** BEGIN Task input **
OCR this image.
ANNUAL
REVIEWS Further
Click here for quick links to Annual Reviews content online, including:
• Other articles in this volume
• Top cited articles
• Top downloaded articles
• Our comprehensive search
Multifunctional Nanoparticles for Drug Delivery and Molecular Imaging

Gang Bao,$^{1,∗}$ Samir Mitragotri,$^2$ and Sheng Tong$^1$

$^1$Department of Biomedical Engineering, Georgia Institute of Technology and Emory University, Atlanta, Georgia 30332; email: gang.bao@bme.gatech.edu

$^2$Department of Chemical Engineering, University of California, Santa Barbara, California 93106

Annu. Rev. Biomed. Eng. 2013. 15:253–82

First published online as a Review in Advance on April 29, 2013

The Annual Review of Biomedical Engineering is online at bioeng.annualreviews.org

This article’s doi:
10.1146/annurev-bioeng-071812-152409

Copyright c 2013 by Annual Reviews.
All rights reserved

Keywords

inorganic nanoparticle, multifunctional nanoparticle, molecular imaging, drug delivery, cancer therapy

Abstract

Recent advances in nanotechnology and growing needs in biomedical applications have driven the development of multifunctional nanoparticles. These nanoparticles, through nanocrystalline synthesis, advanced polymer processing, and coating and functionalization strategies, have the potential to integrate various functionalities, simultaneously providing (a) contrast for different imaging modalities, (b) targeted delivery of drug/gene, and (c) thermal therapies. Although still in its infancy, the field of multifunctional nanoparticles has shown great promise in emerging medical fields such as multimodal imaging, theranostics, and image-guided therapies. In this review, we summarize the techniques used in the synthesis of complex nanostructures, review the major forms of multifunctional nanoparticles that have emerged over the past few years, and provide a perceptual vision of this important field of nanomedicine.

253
** END Task input **
## Given task
In the listing above, locate each line with "University" and copy it.

## Solved problem
$^1$Department of Biomedical Engineering, Georgia Institute of Technology and Emory University, Atlanta, Georgia 30332; email: gang.bao@bme.gatech.edu
$^2$Department of Chemical Engineering, University of California, Santa Barbara, California 93106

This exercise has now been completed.